### MATERIAL SHOWN
───

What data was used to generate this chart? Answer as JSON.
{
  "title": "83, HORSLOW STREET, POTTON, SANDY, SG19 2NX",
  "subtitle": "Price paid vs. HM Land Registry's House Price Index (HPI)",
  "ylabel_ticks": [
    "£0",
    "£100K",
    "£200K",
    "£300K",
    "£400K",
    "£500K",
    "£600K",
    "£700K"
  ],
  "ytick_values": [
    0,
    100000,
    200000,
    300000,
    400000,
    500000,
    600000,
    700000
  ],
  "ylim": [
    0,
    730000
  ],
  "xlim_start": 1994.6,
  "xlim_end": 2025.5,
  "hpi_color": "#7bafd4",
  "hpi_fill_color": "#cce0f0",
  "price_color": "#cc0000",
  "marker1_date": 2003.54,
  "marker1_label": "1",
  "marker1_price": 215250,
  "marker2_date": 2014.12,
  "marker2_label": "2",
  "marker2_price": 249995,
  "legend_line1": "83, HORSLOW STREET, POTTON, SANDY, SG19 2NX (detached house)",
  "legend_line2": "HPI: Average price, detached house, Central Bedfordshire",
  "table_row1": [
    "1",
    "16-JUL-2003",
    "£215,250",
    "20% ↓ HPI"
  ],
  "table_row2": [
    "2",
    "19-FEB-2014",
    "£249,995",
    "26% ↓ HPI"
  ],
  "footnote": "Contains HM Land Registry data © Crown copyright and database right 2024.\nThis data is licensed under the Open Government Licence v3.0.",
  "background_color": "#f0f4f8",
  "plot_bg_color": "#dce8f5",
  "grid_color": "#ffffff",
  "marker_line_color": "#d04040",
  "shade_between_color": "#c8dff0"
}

───

### GIVEN EXERCISE
Reproduce each record exactly, leaving nothing out.

### FULL SOLUTION
What data was used to generate this chart? Answer as JSON.
{
  "title": "83, HORSLOW STREET, POTTON, SANDY, SG19 2NX",
  "subtitle": "Price paid vs. HM Land Registry's House Price Index (HPI)",
  "ylabel_ticks": [
    "£0",
    "£100K",
    "£200K",
    "£300K",
    "£400K",
    "£500K",
    "£600K",
    "£700K"
  ],
  "ytick_values": [
    0,
    100000,
    200000,
    300000,
    400000,
    500000,
    600000,
    700000
  ],
  "ylim": [
    0,
    730000
  ],
  "xlim_start": 1994.6,
  "xlim_end": 2025.5,
  "hpi_color": "#7bafd4",
  "hpi_fill_color": "#cce0f0",
  "price_color": "#cc0000",
  "marker1_date": 2003.54,
  "marker1_label": "1",
  "marker1_price": 215250,
  "marker2_date": 2014.12,
  "marker2_label": "2",
  "marker2_price": 249995,
  "legend_line1": "83, HORSLOW STREET, POTTON, SANDY, SG19 2NX (detached house)",
  "legend_line2": "HPI: Average price, detached house, Central Bedfordshire",
  "table_row1": [
    "1",
    "16-JUL-2003",
    "£215,250",
    "20% ↓ HPI"
  ],
  "table_row2": [
    "2",
    "19-FEB-2014",
    "£249,995",
    "26% ↓ HPI"
  ],
  "footnote": "Contains HM Land Registry data © Crown copyright and database right 2024.\nThis data is licensed under the Open Government Licence v3.0.",
  "background_color": "#f0f4f8",
  "plot_bg_color": "#dce8f5",
  "grid_color": "#ffffff",
  "marker_line_color": "#d04040",
  "shade_between_color": "#c8dff0"
}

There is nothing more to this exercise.